* [What is required] In the listing below, find every line with the string "محمد" and pull it out.

'''

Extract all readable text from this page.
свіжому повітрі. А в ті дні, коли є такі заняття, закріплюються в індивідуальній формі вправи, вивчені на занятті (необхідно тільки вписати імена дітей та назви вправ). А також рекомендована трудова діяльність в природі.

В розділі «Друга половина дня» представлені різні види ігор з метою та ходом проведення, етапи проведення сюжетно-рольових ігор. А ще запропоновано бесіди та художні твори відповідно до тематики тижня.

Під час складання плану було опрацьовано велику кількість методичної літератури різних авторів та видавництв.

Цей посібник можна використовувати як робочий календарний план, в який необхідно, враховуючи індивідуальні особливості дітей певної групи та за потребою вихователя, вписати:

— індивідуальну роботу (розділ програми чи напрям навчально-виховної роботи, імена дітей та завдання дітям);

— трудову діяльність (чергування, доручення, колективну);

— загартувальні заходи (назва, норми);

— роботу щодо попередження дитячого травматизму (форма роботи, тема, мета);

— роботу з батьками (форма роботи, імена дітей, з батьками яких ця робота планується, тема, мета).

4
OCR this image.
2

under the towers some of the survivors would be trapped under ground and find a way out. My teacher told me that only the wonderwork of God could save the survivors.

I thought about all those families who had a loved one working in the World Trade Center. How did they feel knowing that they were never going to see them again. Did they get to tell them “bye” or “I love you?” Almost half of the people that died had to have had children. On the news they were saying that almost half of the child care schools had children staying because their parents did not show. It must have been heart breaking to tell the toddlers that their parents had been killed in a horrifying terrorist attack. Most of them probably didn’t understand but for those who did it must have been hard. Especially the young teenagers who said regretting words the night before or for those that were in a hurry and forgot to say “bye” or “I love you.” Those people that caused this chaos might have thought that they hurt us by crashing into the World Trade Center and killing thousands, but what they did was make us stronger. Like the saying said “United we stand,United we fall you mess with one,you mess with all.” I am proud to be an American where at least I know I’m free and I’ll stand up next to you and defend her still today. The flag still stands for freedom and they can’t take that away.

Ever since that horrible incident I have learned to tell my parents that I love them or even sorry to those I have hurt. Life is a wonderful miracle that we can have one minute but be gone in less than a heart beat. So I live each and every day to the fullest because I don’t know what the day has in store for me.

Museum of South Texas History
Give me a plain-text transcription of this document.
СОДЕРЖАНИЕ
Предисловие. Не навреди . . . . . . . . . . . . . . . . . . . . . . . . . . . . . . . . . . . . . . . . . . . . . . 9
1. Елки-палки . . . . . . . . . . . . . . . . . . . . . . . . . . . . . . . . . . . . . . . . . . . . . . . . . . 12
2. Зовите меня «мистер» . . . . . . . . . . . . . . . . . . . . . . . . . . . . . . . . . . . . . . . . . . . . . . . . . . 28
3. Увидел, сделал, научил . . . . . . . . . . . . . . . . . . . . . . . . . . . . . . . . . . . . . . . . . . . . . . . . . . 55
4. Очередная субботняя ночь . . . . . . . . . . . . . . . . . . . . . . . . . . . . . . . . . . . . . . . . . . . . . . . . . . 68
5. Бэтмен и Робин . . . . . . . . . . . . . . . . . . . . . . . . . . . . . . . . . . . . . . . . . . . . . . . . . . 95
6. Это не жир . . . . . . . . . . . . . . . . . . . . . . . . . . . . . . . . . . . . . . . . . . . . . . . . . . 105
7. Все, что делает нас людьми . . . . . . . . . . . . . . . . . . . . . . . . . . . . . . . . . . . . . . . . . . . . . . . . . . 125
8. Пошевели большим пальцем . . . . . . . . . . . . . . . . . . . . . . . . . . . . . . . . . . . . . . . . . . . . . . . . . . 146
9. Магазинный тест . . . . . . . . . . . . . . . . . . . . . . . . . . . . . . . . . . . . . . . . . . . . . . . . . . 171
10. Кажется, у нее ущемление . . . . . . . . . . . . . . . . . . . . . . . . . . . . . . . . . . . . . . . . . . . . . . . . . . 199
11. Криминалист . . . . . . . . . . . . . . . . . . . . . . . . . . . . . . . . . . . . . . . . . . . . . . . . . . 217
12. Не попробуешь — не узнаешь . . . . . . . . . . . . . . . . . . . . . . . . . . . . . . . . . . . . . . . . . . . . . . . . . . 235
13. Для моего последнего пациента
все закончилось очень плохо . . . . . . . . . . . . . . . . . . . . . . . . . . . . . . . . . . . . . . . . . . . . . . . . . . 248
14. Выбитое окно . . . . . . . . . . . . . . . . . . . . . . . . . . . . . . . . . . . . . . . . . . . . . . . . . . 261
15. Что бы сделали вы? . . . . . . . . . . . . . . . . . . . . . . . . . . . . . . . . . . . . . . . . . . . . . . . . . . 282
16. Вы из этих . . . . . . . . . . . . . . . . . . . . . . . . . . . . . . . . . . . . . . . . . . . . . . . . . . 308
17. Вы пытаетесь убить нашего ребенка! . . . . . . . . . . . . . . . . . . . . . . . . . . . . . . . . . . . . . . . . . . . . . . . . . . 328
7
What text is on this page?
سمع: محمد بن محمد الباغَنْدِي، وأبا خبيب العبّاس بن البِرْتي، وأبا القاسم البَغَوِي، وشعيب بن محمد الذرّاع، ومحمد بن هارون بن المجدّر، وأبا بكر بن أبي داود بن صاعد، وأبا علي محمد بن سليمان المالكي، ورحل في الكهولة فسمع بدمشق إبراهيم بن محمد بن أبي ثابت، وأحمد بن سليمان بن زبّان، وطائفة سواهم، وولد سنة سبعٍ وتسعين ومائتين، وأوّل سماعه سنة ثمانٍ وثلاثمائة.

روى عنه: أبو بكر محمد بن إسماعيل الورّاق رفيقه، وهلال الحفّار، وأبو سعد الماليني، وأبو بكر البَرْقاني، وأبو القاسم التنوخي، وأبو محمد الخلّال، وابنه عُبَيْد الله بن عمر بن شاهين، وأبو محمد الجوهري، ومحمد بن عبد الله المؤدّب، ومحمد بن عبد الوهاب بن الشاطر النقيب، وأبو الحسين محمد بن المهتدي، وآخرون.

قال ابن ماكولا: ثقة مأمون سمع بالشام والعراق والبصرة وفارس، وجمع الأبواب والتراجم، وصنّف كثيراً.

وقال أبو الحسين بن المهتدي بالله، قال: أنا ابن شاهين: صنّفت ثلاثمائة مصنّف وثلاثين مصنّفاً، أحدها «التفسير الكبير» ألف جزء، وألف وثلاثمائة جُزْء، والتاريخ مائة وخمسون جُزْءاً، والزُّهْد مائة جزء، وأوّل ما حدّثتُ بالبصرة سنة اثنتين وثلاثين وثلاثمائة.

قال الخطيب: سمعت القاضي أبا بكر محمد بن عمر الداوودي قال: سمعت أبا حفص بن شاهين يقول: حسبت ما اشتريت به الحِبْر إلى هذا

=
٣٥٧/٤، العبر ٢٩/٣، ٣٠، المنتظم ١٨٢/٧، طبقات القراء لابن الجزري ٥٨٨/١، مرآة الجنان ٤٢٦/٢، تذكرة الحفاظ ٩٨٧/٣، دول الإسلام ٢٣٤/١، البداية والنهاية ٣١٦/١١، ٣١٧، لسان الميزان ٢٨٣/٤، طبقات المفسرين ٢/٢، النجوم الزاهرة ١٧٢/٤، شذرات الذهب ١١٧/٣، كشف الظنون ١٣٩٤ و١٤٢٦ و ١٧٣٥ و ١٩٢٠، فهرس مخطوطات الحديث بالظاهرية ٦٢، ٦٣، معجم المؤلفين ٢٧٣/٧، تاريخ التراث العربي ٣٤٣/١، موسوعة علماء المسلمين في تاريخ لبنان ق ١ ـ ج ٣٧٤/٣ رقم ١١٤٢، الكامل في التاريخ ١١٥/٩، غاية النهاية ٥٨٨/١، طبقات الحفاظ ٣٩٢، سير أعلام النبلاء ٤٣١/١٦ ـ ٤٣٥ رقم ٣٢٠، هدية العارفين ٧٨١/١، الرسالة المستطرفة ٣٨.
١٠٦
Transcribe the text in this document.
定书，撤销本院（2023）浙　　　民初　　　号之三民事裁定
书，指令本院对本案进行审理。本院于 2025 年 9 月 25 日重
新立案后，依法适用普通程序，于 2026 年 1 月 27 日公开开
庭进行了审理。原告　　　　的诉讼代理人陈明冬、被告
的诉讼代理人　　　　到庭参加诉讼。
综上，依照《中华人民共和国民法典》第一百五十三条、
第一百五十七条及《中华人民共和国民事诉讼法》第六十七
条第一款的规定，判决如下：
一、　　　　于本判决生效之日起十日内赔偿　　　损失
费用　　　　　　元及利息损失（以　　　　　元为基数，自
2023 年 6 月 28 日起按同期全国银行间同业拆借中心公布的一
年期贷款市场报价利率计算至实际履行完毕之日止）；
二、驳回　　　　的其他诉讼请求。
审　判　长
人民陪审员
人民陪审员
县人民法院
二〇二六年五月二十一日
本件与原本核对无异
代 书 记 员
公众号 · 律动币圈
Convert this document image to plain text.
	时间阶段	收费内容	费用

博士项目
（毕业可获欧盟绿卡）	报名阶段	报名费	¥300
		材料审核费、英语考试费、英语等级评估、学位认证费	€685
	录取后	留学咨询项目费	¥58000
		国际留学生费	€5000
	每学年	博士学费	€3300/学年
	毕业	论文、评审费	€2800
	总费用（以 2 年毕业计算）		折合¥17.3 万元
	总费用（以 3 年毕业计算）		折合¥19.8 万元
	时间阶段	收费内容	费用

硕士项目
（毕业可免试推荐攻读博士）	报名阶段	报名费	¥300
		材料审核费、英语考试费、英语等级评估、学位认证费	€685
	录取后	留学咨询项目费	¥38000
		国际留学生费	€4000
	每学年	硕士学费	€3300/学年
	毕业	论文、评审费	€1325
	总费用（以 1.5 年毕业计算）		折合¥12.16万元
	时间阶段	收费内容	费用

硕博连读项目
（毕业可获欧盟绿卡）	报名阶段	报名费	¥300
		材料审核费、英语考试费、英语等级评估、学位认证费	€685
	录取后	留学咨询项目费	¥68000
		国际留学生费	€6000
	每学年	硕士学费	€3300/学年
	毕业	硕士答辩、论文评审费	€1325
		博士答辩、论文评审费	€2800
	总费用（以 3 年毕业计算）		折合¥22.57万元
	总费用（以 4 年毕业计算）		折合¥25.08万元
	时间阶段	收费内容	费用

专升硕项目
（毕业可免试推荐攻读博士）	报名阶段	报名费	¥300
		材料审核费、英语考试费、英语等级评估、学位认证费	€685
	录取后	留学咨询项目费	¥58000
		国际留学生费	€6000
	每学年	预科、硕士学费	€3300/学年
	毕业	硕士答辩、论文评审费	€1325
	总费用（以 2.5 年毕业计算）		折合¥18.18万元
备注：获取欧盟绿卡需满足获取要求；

'''

* [The reply]
سمع: محمد بن محمد الباغَنْدِي، وأبا خبيب العبّاس بن البِرْتي، وأبا القاسم البَغَوِي، وشعيب بن محمد الذرّاع، ومحمد بن هارون بن المجدّر، وأبا بكر بن أبي داود بن صاعد، وأبا علي محمد بن سليمان المالكي، ورحل في الكهولة فسمع بدمشق إبراهيم بن محمد بن أبي ثابت، وأحمد بن سليمان بن زبّان، وطائفة سواهم، وولد سنة سبعٍ وتسعين ومائتين، وأوّل سماعه سنة ثمانٍ وثلاثمائة.
روى عنه: أبو بكر محمد بن إسماعيل الورّاق رفيقه، وهلال الحفّار، وأبو سعد الماليني، وأبو بكر البَرْقاني، وأبو القاسم التنوخي، وأبو محمد الخلّال، وابنه عُبَيْد الله بن عمر بن شاهين، وأبو محمد الجوهري، ومحمد بن عبد الله المؤدّب، ومحمد بن عبد الوهاب بن الشاطر النقيب، وأبو الحسين محمد بن المهتدي، وآخرون.
قال الخطيب: سمعت القاضي أبا بكر محمد بن عمر الداوودي قال: سمعت أبا حفص بن شاهين يقول: حسبت ما اشتريت به الحِبْر إلى هذا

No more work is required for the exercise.